■ DESCRIPTION OF THE TASK ■
Omit all pictures. Copy the rest of the material exactly.
-------- DATASET CONTENT --------
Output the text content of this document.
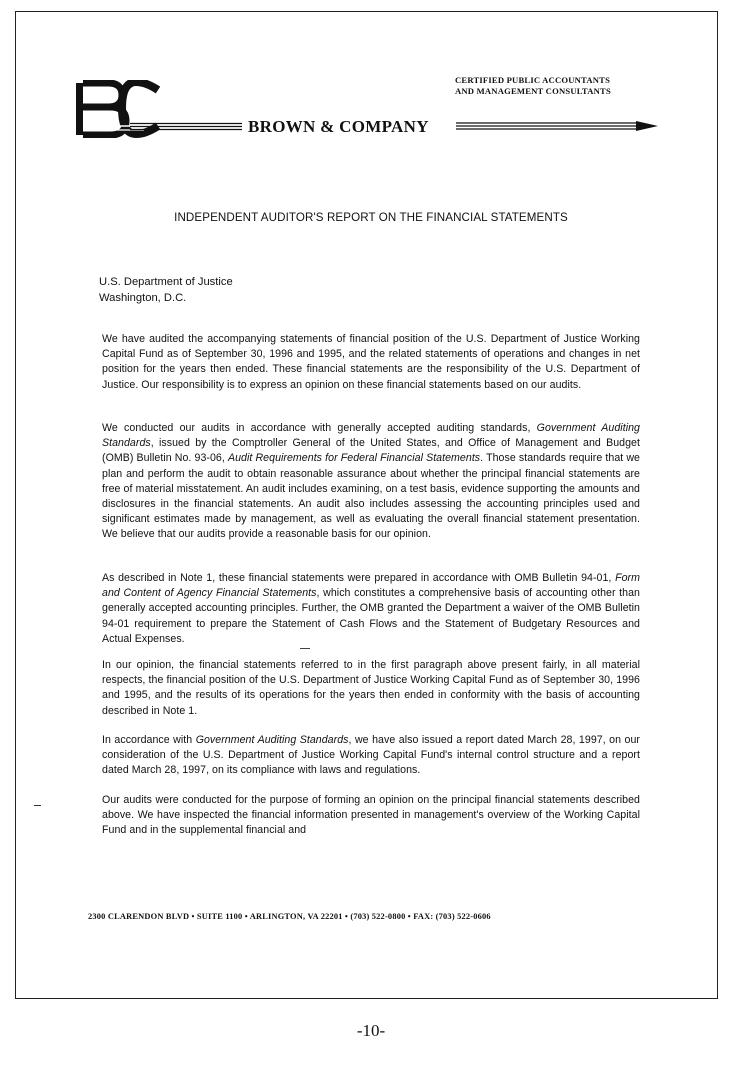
CERTIFIED PUBLIC ACCOUNTANTS
AND MANAGEMENT CONSULTANTS
BROWN & COMPANY
INDEPENDENT AUDITOR'S REPORT ON THE FINANCIAL STATEMENTS
U.S. Department of Justice
Washington, D.C.

We have audited the accompanying statements of financial position of the U.S. Department of Justice Working Capital Fund as of September 30, 1996 and 1995, and the related statements of operations and changes in net position for the years then ended. These financial statements are the responsibility of the U.S. Department of Justice. Our responsibility is to express an opinion on these financial statements based on our audits.

We conducted our audits in accordance with generally accepted auditing standards, Government Auditing Standards, issued by the Comptroller General of the United States, and Office of Management and Budget (OMB) Bulletin No. 93-06, Audit Requirements for Federal Financial Statements. Those standards require that we plan and perform the audit to obtain reasonable assurance about whether the principal financial statements are free of material misstatement. An audit includes examining, on a test basis, evidence supporting the amounts and disclosures in the financial statements. An audit also includes assessing the accounting principles used and significant estimates made by management, as well as evaluating the overall financial statement presentation. We believe that our audits provide a reasonable basis for our opinion.

As described in Note 1, these financial statements were prepared in accordance with OMB Bulletin 94-01, Form and Content of Agency Financial Statements, which constitutes a comprehensive basis of accounting other than generally accepted accounting principles. Further, the OMB granted the Department a waiver of the OMB Bulletin 94-01 requirement to prepare the Statement of Cash Flows and the Statement of Budgetary Resources and Actual Expenses.

In our opinion, the financial statements referred to in the first paragraph above present fairly, in all material respects, the financial position of the U.S. Department of Justice Working Capital Fund as of September 30, 1996 and 1995, and the results of its operations for the years then ended in conformity with the basis of accounting described in Note 1.

In accordance with Government Auditing Standards, we have also issued a report dated March 28, 1997, on our consideration of the U.S. Department of Justice Working Capital Fund's internal control structure and a report dated March 28, 1997, on its compliance with laws and regulations.

Our audits were conducted for the purpose of forming an opinion on the principal financial statements described above. We have inspected the financial information presented in management's overview of the Working Capital Fund and in the supplemental financial and

2300 CLARENDON BLVD • SUITE 1100 • ARLINGTON, VA 22201 • (703) 522-0800 • FAX: (703) 522-0606
-10-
--------
■ TASK RESULT ■
Output the text content of this document.
CERTIFIED PUBLIC ACCOUNTANTS
AND MANAGEMENT CONSULTANTS
BROWN & COMPANY
INDEPENDENT AUDITOR'S REPORT ON THE FINANCIAL STATEMENTS
U.S. Department of Justice
Washington, D.C.

We have audited the accompanying statements of financial position of the U.S. Department of Justice Working Capital Fund as of September 30, 1996 and 1995, and the related statements of operations and changes in net position for the years then ended. These financial statements are the responsibility of the U.S. Department of Justice. Our responsibility is to express an opinion on these financial statements based on our audits.

We conducted our audits in accordance with generally accepted auditing standards, Government Auditing Standards, issued by the Comptroller General of the United States, and Office of Management and Budget (OMB) Bulletin No. 93-06, Audit Requirements for Federal Financial Statements. Those standards require that we plan and perform the audit to obtain reasonable assurance about whether the principal financial statements are free of material misstatement. An audit includes examining, on a test basis, evidence supporting the amounts and disclosures in the financial statements. An audit also includes assessing the accounting principles used and significant estimates made by management, as well as evaluating the overall financial statement presentation. We believe that our audits provide a reasonable basis for our opinion.

As described in Note 1, these financial statements were prepared in accordance with OMB Bulletin 94-01, Form and Content of Agency Financial Statements, which constitutes a comprehensive basis of accounting other than generally accepted accounting principles. Further, the OMB granted the Department a waiver of the OMB Bulletin 94-01 requirement to prepare the Statement of Cash Flows and the Statement of Budgetary Resources and Actual Expenses.

In our opinion, the financial statements referred to in the first paragraph above present fairly, in all material respects, the financial position of the U.S. Department of Justice Working Capital Fund as of September 30, 1996 and 1995, and the results of its operations for the years then ended in conformity with the basis of accounting described in Note 1.

In accordance with Government Auditing Standards, we have also issued a report dated March 28, 1997, on our consideration of the U.S. Department of Justice Working Capital Fund's internal control structure and a report dated March 28, 1997, on its compliance with laws and regulations.

Our audits were conducted for the purpose of forming an opinion on the principal financial statements described above. We have inspected the financial information presented in management's overview of the Working Capital Fund and in the supplemental financial and

2300 CLARENDON BLVD • SUITE 1100 • ARLINGTON, VA 22201 • (703) 522-0800 • FAX: (703) 522-0606
-10-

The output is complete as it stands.